# Challenge
Carry none of the pictures over; set down the material below exactly.

# Recorded data
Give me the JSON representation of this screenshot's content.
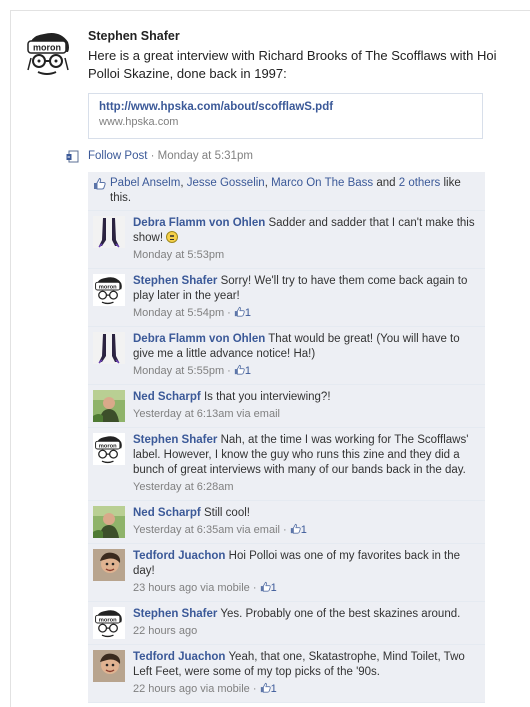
{
  "post": {
    "author": "Stephen Shafer",
    "text": "Here is a great interview with Richard Brooks of The Scofflaws with Hoi Polloi Skazine, done back in 1997:",
    "link_url": "http://www.hpska.com/about/scofflawS.pdf",
    "link_domain": "www.hpska.com",
    "follow_label": "Follow Post",
    "separator": " · ",
    "timestamp": "Monday at 5:31pm"
  },
  "likes": {
    "names": [
      "Pabel Anselm",
      "Jesse Gosselin",
      "Marco On The Bass"
    ],
    "sep1": ", ",
    "sep2": ", ",
    "and_text": " and ",
    "others_link": "2 others",
    "suffix": " like this."
  },
  "comments": [
    {
      "name": "Debra Flamm von Ohlen",
      "text": "Sadder and sadder that I can't make this show!",
      "time": "Monday at 5:53pm",
      "likes": "",
      "avatar": "boots"
    },
    {
      "name": "Stephen Shafer",
      "text": "Sorry! We'll try to have them come back again to play later in the year!",
      "time": "Monday at 5:54pm",
      "likes": "1",
      "avatar": "moron"
    },
    {
      "name": "Debra Flamm von Ohlen",
      "text": "That would be great! (You will have to give me a little advance notice! Ha!)",
      "time": "Monday at 5:55pm",
      "likes": "1",
      "avatar": "boots"
    },
    {
      "name": "Ned Scharpf",
      "text": "Is that you interviewing?!",
      "time": "Yesterday at 6:13am via email",
      "likes": "",
      "avatar": "ned"
    },
    {
      "name": "Stephen Shafer",
      "text": "Nah, at the time I was working for The Scofflaws' label. However, I know the guy who runs this zine and they did a bunch of great interviews with many of our bands back in the day.",
      "time": "Yesterday at 6:28am",
      "likes": "",
      "avatar": "moron"
    },
    {
      "name": "Ned Scharpf",
      "text": "Still cool!",
      "time": "Yesterday at 6:35am via email",
      "likes": "1",
      "avatar": "ned"
    },
    {
      "name": "Tedford Juachon",
      "text": "Hoi Polloi was one of my favorites back in the day!",
      "time": "23 hours ago via mobile",
      "likes": "1",
      "avatar": "tedford"
    },
    {
      "name": "Stephen Shafer",
      "text": "Yes. Probably one of the best skazines around.",
      "time": "22 hours ago",
      "likes": "",
      "avatar": "moron"
    },
    {
      "name": "Tedford Juachon",
      "text": "Yeah, that one, Skatastrophe, Mind Toilet, Two Left Feet, were some of my top picks of the '90s.",
      "time": "22 hours ago via mobile",
      "likes": "1",
      "avatar": "tedford"
    }
  ],
  "avatar_text": "moron",
  "colors": {
    "link": "#3b5998",
    "feedback_bg": "#edeff4",
    "meta": "#808080"
  }
}
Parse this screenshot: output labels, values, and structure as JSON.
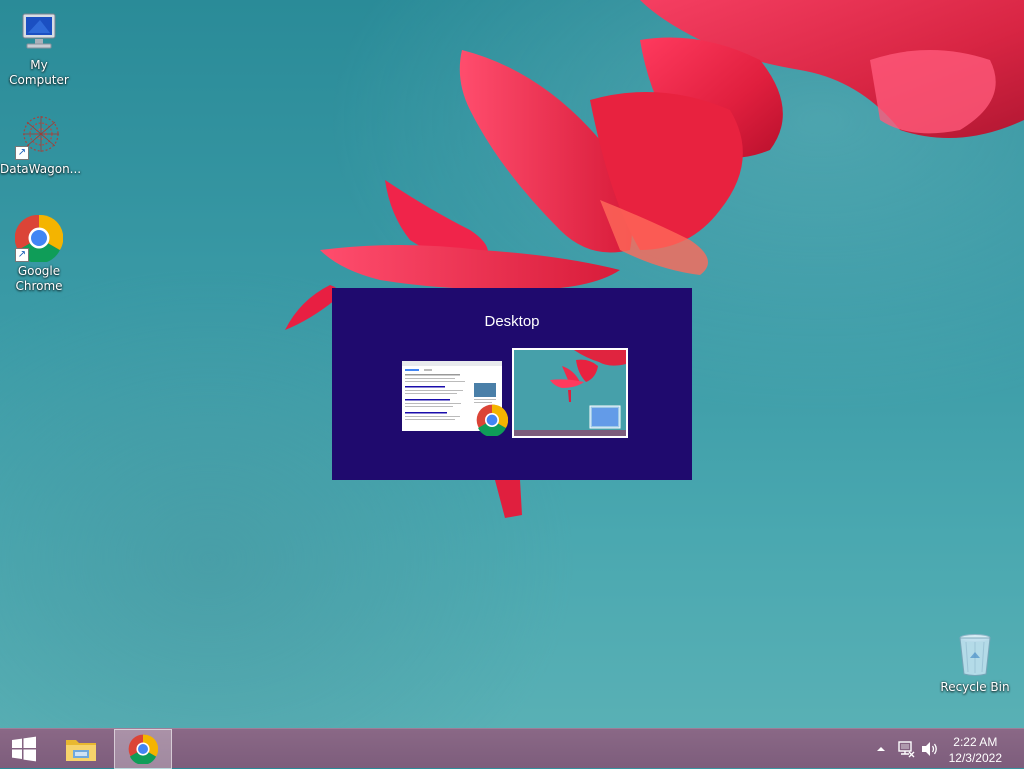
{
  "desktop_icons": {
    "my_computer": "My Computer",
    "datawagon": "DataWagon...",
    "chrome": "Google Chrome",
    "recycle_bin": "Recycle Bin"
  },
  "switcher": {
    "title": "Desktop",
    "selected": "desktop"
  },
  "taskbar": {
    "pinned": [
      "start-button",
      "file-explorer",
      "google-chrome"
    ],
    "active": "google-chrome"
  },
  "tray": {
    "time": "2:22 AM",
    "date": "12/3/2022",
    "icons": [
      "show-hidden-icons",
      "network-icon",
      "volume-icon"
    ]
  },
  "colors": {
    "switcher_bg": "#1f0a6e",
    "taskbar_bg": "#7d5d7c"
  }
}
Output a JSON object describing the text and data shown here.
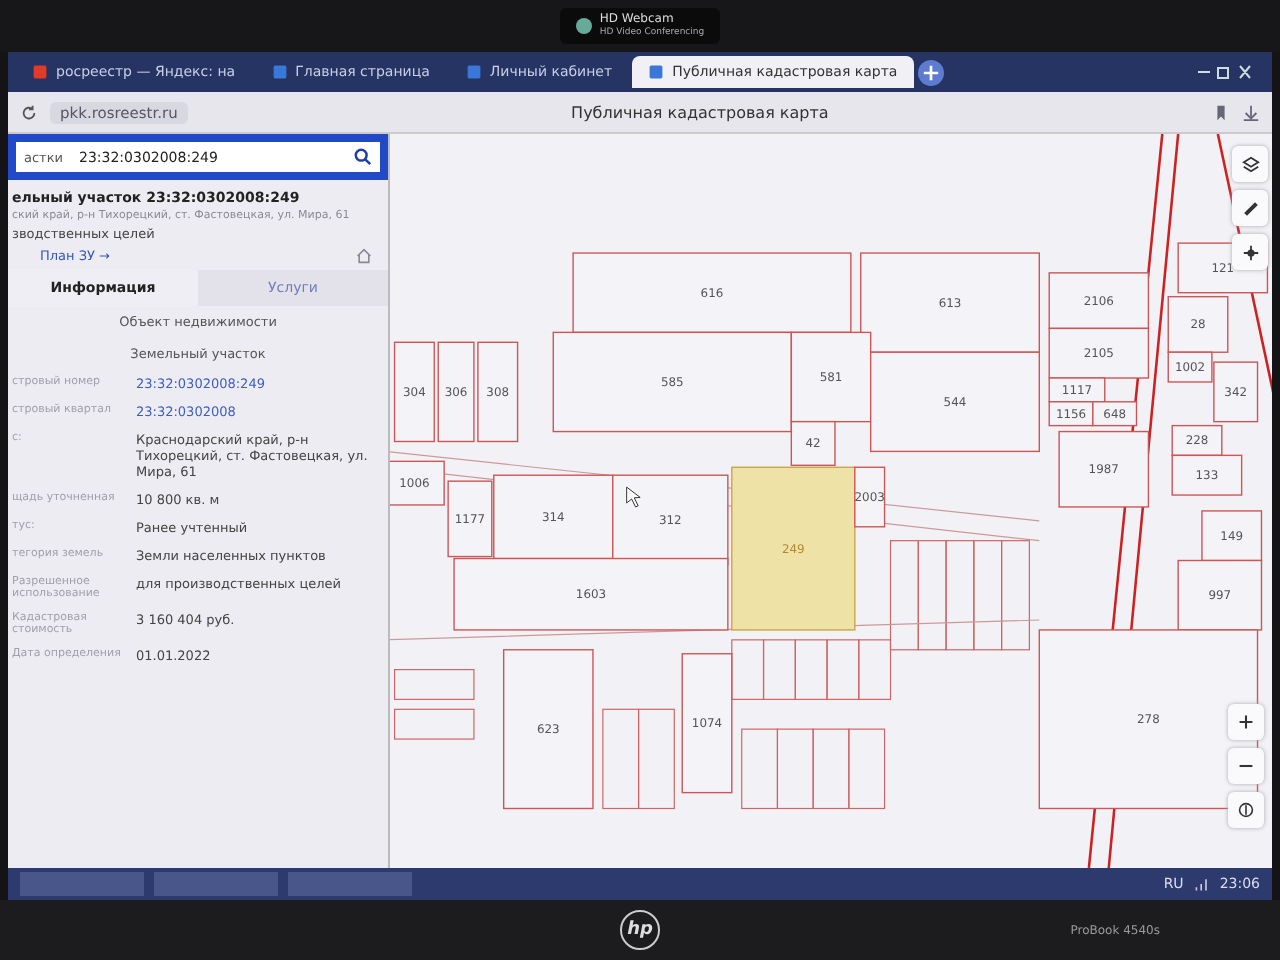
{
  "bezel": {
    "webcam_label": "HD Webcam",
    "webcam_sublabel": "HD Video Conferencing",
    "brand": "hp",
    "model": "ProBook 4540s"
  },
  "browser": {
    "tabs": [
      {
        "label": "росреестр — Яндекс: на",
        "selected": false
      },
      {
        "label": "Главная страница",
        "selected": false
      },
      {
        "label": "Личный кабинет",
        "selected": false
      },
      {
        "label": "Публичная кадастровая карта",
        "selected": true
      }
    ],
    "url": "pkk.rosreestr.ru",
    "page_title": "Публичная кадастровая карта"
  },
  "search": {
    "category": "астки",
    "value": "23:32:0302008:249"
  },
  "object": {
    "title": "ельный участок 23:32:0302008:249",
    "address": "ский край, р-н Тихорецкий, ст. Фастовецкая, ул. Мира, 61",
    "purpose": "зводственных целей",
    "plan_link": "План ЗУ →"
  },
  "panel_tabs": [
    {
      "label": "Информация",
      "selected": true
    },
    {
      "label": "Услуги",
      "selected": false
    }
  ],
  "info_header": "Объект недвижимости",
  "info_type": "Земельный участок",
  "fields": [
    {
      "label": "стровый номер",
      "value": "23:32:0302008:249",
      "kind": "link"
    },
    {
      "label": "стровый квартал",
      "value": "23:32:0302008",
      "kind": "link"
    },
    {
      "label": "с:",
      "value": "Краснодарский край, р-н Тихорецкий, ст. Фастовецкая, ул. Мира, 61",
      "kind": "text"
    },
    {
      "label": "щадь уточненная",
      "value": "10 800 кв. м",
      "kind": "text"
    },
    {
      "label": "тус:",
      "value": "Ранее учтенный",
      "kind": "text"
    },
    {
      "label": "тегория земель",
      "value": "Земли населенных пунктов",
      "kind": "text"
    },
    {
      "label": "Разрешенное использование",
      "value": "для производственных целей",
      "kind": "text"
    },
    {
      "label": "Кадастровая стоимость",
      "value": "3 160 404 руб.",
      "kind": "text"
    },
    {
      "label": "Дата определения",
      "value": "01.01.2022",
      "kind": "text"
    }
  ],
  "map": {
    "parcels": [
      {
        "label": "616",
        "selected": false
      },
      {
        "label": "613",
        "selected": false
      },
      {
        "label": "585",
        "selected": false
      },
      {
        "label": "581",
        "selected": false
      },
      {
        "label": "544",
        "selected": false
      },
      {
        "label": "42",
        "selected": false
      },
      {
        "label": "2106",
        "selected": false
      },
      {
        "label": "2105",
        "selected": false
      },
      {
        "label": "1117",
        "selected": false
      },
      {
        "label": "1156",
        "selected": false
      },
      {
        "label": "648",
        "selected": false
      },
      {
        "label": "1987",
        "selected": false
      },
      {
        "label": "121",
        "selected": false
      },
      {
        "label": "28",
        "selected": false
      },
      {
        "label": "1002",
        "selected": false
      },
      {
        "label": "342",
        "selected": false
      },
      {
        "label": "228",
        "selected": false
      },
      {
        "label": "133",
        "selected": false
      },
      {
        "label": "149",
        "selected": false
      },
      {
        "label": "997",
        "selected": false
      },
      {
        "label": "304",
        "selected": false
      },
      {
        "label": "306",
        "selected": false
      },
      {
        "label": "308",
        "selected": false
      },
      {
        "label": "1006",
        "selected": false
      },
      {
        "label": "314",
        "selected": false
      },
      {
        "label": "312",
        "selected": false
      },
      {
        "label": "249",
        "selected": true
      },
      {
        "label": "1603",
        "selected": false
      },
      {
        "label": "1177",
        "selected": false
      },
      {
        "label": "2003",
        "selected": false
      },
      {
        "label": "623",
        "selected": false
      },
      {
        "label": "1074",
        "selected": false
      },
      {
        "label": "278",
        "selected": false
      }
    ]
  },
  "taskbar": {
    "language": "RU",
    "time": "23:06"
  }
}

# The output
Give me the JSON representation of this screenshot's content.
{
  "post": {
    "author": "Stephen Shafer",
    "text": "Here is a great interview with Richard Brooks of The Scofflaws with Hoi Polloi Skazine, done back in 1997:",
    "link_url": "http://www.hpska.com/about/scofflawS.pdf",
    "link_domain": "www.hpska.com",
    "follow_label": "Follow Post",
    "separator": " · ",
    "timestamp": "Monday at 5:31pm"
  },
  "likes": {
    "names": [
      "Pabel Anselm",
      "Jesse Gosselin",
      "Marco On The Bass"
    ],
    "sep1": ", ",
    "sep2": ", ",
    "and_text": " and ",
    "others_link": "2 others",
    "suffix": " like this."
  },
  "comments": [
    {
      "name": "Debra Flamm von Ohlen",
      "text": "Sadder and sadder that I can't make this show!",
      "time": "Monday at 5:53pm",
      "likes": "",
      "avatar": "boots"
    },
    {
      "name": "Stephen Shafer",
      "text": "Sorry! We'll try to have them come back again to play later in the year!",
      "time": "Monday at 5:54pm",
      "likes": "1",
      "avatar": "moron"
    },
    {
      "name": "Debra Flamm von Ohlen",
      "text": "That would be great! (You will have to give me a little advance notice! Ha!)",
      "time": "Monday at 5:55pm",
      "likes": "1",
      "avatar": "boots"
    },
    {
      "name": "Ned Scharpf",
      "text": "Is that you interviewing?!",
      "time": "Yesterday at 6:13am via email",
      "likes": "",
      "avatar": "ned"
    },
    {
      "name": "Stephen Shafer",
      "text": "Nah, at the time I was working for The Scofflaws' label. However, I know the guy who runs this zine and they did a bunch of great interviews with many of our bands back in the day.",
      "time": "Yesterday at 6:28am",
      "likes": "",
      "avatar": "moron"
    },
    {
      "name": "Ned Scharpf",
      "text": "Still cool!",
      "time": "Yesterday at 6:35am via email",
      "likes": "1",
      "avatar": "ned"
    },
    {
      "name": "Tedford Juachon",
      "text": "Hoi Polloi was one of my favorites back in the day!",
      "time": "23 hours ago via mobile",
      "likes": "1",
      "avatar": "tedford"
    },
    {
      "name": "Stephen Shafer",
      "text": "Yes. Probably one of the best skazines around.",
      "time": "22 hours ago",
      "likes": "",
      "avatar": "moron"
    },
    {
      "name": "Tedford Juachon",
      "text": "Yeah, that one, Skatastrophe, Mind Toilet, Two Left Feet, were some of my top picks of the '90s.",
      "time": "22 hours ago via mobile",
      "likes": "1",
      "avatar": "tedford"
    }
  ],
  "avatar_text": "moron",
  "colors": {
    "link": "#3b5998",
    "feedback_bg": "#edeff4",
    "meta": "#808080"
  }
}
Parse this screenshot: output labels, values, and structure as JSON.
{
  "desktop_icons": {
    "my_computer": "My Computer",
    "datawagon": "DataWagon...",
    "chrome": "Google Chrome",
    "recycle_bin": "Recycle Bin"
  },
  "switcher": {
    "title": "Desktop",
    "selected": "desktop"
  },
  "taskbar": {
    "pinned": [
      "start-button",
      "file-explorer",
      "google-chrome"
    ],
    "active": "google-chrome"
  },
  "tray": {
    "time": "2:22 AM",
    "date": "12/3/2022",
    "icons": [
      "show-hidden-icons",
      "network-icon",
      "volume-icon"
    ]
  },
  "colors": {
    "switcher_bg": "#1f0a6e",
    "taskbar_bg": "#7d5d7c"
  }
}
Output a JSON object describing the text and data shown here.
{
  "bezel": {
    "webcam_label": "HD Webcam",
    "webcam_sublabel": "HD Video Conferencing",
    "brand": "hp",
    "model": "ProBook 4540s"
  },
  "browser": {
    "tabs": [
      {
        "label": "росреестр — Яндекс: на",
        "selected": false
      },
      {
        "label": "Главная страница",
        "selected": false
      },
      {
        "label": "Личный кабинет",
        "selected": false
      },
      {
        "label": "Публичная кадастровая карта",
        "selected": true
      }
    ],
    "url": "pkk.rosreestr.ru",
    "page_title": "Публичная кадастровая карта"
  },
  "search": {
    "category": "астки",
    "value": "23:32:0302008:249"
  },
  "object": {
    "title": "ельный участок 23:32:0302008:249",
    "address": "ский край, р-н Тихорецкий, ст. Фастовецкая, ул. Мира, 61",
    "purpose": "зводственных целей",
    "plan_link": "План ЗУ →"
  },
  "panel_tabs": [
    {
      "label": "Информация",
      "selected": true
    },
    {
      "label": "Услуги",
      "selected": false
    }
  ],
  "info_header": "Объект недвижимости",
  "info_type": "Земельный участок",
  "fields": [
    {
      "label": "стровый номер",
      "value": "23:32:0302008:249",
      "kind": "link"
    },
    {
      "label": "стровый квартал",
      "value": "23:32:0302008",
      "kind": "link"
    },
    {
      "label": "с:",
      "value": "Краснодарский край, р-н Тихорецкий, ст. Фастовецкая, ул. Мира, 61",
      "kind": "text"
    },
    {
      "label": "щадь уточненная",
      "value": "10 800 кв. м",
      "kind": "text"
    },
    {
      "label": "тус:",
      "value": "Ранее учтенный",
      "kind": "text"
    },
    {
      "label": "тегория земель",
      "value": "Земли населенных пунктов",
      "kind": "text"
    },
    {
      "label": "Разрешенное использование",
      "value": "для производственных целей",
      "kind": "text"
    },
    {
      "label": "Кадастровая стоимость",
      "value": "3 160 404 руб.",
      "kind": "text"
    },
    {
      "label": "Дата определения",
      "value": "01.01.2022",
      "kind": "text"
    }
  ],
  "map": {
    "parcels": [
      {
        "label": "616",
        "selected": false
      },
      {
        "label": "613",
        "selected": false
      },
      {
        "label": "585",
        "selected": false
      },
      {
        "label": "581",
        "selected": false
      },
      {
        "label": "544",
        "selected": false
      },
      {
        "label": "42",
        "selected": false
      },
      {
        "label": "2106",
        "selected": false
      },
      {
        "label": "2105",
        "selected": false
      },
      {
        "label": "1117",
        "selected": false
      },
      {
        "label": "1156",
        "selected": false
      },
      {
        "label": "648",
        "selected": false
      },
      {
        "label": "1987",
        "selected": false
      },
      {
        "label": "121",
        "selected": false
      },
      {
        "label": "28",
        "selected": false
      },
      {
        "label": "1002",
        "selected": false
      },
      {
        "label": "342",
        "selected": false
      },
      {
        "label": "228",
        "selected": false
      },
      {
        "label": "133",
        "selected": false
      },
      {
        "label": "149",
        "selected": false
      },
      {
        "label": "997",
        "selected": false
      },
      {
        "label": "304",
        "selected": false
      },
      {
        "label": "306",
        "selected": false
      },
      {
        "label": "308",
        "selected": false
      },
      {
        "label": "1006",
        "selected": false
      },
      {
        "label": "314",
        "selected": false
      },
      {
        "label": "312",
        "selected": false
      },
      {
        "label": "249",
        "selected": true
      },
      {
        "label": "1603",
        "selected": false
      },
      {
        "label": "1177",
        "selected": false
      },
      {
        "label": "2003",
        "selected": false
      },
      {
        "label": "623",
        "selected": false
      },
      {
        "label": "1074",
        "selected": false
      },
      {
        "label": "278",
        "selected": false
      }
    ]
  },
  "taskbar": {
    "language": "RU",
    "time": "23:06"
  }
}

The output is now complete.